▸ **Work to do**
What lines of the data include the string "BUFFER"? Copy them all.

▸ **Listed records**
------------------------

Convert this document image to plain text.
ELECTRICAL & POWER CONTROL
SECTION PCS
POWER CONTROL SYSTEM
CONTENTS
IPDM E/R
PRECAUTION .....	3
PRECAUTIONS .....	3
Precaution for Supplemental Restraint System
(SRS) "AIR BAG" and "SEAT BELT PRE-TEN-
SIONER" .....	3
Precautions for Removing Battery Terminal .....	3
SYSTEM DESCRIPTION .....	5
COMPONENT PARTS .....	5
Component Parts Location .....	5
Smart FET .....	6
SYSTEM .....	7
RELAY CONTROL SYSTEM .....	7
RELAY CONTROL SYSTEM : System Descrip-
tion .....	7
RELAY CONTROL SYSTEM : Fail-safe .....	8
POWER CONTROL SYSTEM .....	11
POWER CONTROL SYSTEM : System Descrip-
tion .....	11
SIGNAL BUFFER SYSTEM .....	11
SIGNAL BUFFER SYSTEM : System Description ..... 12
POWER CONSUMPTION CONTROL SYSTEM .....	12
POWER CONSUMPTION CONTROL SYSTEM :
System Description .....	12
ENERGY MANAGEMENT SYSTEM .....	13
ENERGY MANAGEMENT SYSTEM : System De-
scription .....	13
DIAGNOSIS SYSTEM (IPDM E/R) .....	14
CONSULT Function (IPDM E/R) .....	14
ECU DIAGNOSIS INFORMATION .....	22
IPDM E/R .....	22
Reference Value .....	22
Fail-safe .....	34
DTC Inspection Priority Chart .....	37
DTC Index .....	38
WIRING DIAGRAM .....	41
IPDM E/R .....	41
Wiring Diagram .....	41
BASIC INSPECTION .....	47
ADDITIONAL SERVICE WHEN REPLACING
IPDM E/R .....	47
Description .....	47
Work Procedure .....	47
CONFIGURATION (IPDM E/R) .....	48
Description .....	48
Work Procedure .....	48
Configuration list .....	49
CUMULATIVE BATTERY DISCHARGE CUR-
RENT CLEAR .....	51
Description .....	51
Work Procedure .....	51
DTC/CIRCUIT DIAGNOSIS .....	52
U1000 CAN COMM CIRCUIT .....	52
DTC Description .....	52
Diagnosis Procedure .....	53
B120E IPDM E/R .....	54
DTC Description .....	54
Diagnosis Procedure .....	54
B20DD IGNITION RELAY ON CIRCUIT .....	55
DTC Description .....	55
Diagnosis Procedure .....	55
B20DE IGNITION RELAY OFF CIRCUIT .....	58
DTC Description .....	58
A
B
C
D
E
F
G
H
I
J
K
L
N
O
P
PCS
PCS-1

------------------------

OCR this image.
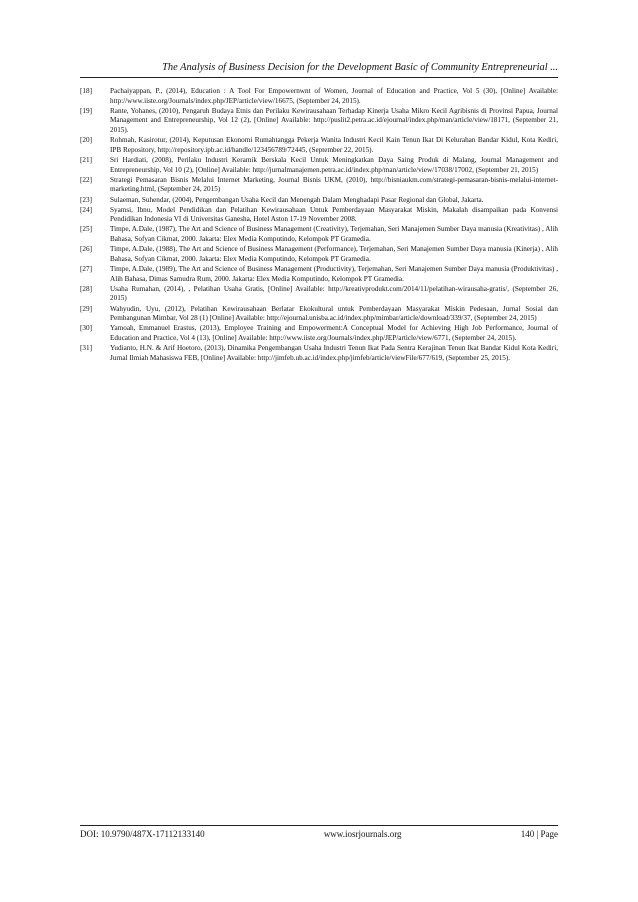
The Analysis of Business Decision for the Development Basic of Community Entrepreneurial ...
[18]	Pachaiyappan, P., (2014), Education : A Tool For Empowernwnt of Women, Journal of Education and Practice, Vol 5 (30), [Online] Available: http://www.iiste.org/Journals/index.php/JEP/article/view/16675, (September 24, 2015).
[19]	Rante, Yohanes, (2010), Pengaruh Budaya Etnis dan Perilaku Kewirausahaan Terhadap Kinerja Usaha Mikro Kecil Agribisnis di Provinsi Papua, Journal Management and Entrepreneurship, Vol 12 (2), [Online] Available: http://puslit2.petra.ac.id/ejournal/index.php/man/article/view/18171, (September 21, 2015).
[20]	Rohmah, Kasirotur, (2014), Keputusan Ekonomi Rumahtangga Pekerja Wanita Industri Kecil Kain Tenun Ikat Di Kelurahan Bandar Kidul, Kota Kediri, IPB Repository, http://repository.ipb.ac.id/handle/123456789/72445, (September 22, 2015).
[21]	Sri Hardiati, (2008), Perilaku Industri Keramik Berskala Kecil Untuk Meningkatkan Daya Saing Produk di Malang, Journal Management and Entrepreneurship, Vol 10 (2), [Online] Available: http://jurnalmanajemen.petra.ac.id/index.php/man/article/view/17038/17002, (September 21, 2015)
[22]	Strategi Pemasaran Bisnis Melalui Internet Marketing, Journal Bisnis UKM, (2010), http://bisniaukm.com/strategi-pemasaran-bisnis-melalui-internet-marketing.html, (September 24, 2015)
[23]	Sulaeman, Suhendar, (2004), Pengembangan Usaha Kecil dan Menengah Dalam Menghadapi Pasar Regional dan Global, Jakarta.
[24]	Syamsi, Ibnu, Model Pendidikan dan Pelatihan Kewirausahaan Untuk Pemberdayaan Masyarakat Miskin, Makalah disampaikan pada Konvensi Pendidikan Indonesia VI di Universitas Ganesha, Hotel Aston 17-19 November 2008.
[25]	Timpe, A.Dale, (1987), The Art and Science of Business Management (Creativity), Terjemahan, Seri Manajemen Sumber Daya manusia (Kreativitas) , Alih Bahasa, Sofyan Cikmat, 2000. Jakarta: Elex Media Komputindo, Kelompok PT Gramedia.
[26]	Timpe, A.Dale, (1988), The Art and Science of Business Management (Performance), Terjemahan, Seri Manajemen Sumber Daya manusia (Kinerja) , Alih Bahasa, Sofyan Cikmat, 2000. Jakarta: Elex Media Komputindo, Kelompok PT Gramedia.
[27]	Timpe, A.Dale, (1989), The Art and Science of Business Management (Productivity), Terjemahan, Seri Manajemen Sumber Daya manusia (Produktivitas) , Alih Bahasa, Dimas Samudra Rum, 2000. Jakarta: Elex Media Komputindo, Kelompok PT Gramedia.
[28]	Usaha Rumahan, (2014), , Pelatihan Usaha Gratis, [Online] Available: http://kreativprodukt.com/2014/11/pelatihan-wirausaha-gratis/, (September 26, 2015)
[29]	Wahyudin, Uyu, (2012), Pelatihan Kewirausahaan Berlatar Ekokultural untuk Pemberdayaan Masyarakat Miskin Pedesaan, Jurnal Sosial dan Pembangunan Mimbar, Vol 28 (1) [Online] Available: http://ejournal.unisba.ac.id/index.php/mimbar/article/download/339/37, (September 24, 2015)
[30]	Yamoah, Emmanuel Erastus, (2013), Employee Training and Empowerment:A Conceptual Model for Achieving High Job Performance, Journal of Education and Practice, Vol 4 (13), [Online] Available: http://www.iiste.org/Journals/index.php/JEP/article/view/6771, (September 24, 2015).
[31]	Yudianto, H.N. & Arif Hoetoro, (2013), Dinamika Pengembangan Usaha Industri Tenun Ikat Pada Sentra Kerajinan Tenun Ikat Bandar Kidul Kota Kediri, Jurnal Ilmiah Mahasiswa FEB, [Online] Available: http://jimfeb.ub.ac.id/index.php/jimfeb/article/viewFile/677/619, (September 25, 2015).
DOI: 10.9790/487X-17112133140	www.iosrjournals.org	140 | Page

------------------------

▸ **Result**
SIGNAL BUFFER SYSTEM .....	11
SIGNAL BUFFER SYSTEM : System Description ..... 12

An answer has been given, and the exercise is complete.